## Start DATA SUPPLIED

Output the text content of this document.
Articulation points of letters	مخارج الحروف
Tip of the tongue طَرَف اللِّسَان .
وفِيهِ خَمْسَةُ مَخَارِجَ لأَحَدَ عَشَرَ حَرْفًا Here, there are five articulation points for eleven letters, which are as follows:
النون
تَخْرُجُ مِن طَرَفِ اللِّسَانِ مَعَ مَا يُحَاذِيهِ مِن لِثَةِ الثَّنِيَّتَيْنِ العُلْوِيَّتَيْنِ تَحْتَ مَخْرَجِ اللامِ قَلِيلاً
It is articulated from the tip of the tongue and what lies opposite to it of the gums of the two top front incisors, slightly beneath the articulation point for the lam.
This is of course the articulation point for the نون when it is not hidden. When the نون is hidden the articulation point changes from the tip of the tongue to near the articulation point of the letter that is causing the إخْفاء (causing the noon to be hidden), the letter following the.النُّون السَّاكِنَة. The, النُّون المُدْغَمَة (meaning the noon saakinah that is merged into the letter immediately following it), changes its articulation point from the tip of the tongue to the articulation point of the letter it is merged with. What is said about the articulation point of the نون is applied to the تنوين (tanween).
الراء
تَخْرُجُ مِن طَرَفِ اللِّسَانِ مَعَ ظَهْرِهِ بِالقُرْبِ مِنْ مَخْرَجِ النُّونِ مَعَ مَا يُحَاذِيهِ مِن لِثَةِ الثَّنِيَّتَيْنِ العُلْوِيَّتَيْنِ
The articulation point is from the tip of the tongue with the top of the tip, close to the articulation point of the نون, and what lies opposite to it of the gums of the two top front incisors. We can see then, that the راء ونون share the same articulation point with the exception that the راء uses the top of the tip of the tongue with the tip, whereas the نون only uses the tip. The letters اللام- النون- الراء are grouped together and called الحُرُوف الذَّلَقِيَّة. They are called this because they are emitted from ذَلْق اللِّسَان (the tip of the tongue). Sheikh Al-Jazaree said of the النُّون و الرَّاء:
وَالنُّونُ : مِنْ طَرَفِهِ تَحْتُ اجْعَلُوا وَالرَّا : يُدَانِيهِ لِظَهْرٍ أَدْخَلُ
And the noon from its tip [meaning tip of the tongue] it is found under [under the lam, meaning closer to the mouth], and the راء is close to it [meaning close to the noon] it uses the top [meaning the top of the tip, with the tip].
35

## End DATA SUPPLIED

▶ _PROBLEM DETAILS_
Find each line holding "letters". Copy it out.

▶ _ANSWER TO THIS TASK_
Articulation points of letters	مخارج الحروف
وفِيهِ خَمْسَةُ مَخَارِجَ لأَحَدَ عَشَرَ حَرْفًا Here, there are five articulation points for eleven letters, which are as follows:
The articulation point is from the tip of the tongue with the top of the tip, close to the articulation point of the نون, and what lies opposite to it of the gums of the two top front incisors. We can see then, that the راء ونون share the same articulation point with the exception that the راء uses the top of the tip of the tongue with the tip, whereas the نون only uses the tip. The letters اللام- النون- الراء are grouped together and called الحُرُوف الذَّلَقِيَّة. They are called this because they are emitted from ذَلْق اللِّسَان (the tip of the tongue). Sheikh Al-Jazaree said of the النُّون و الرَّاء:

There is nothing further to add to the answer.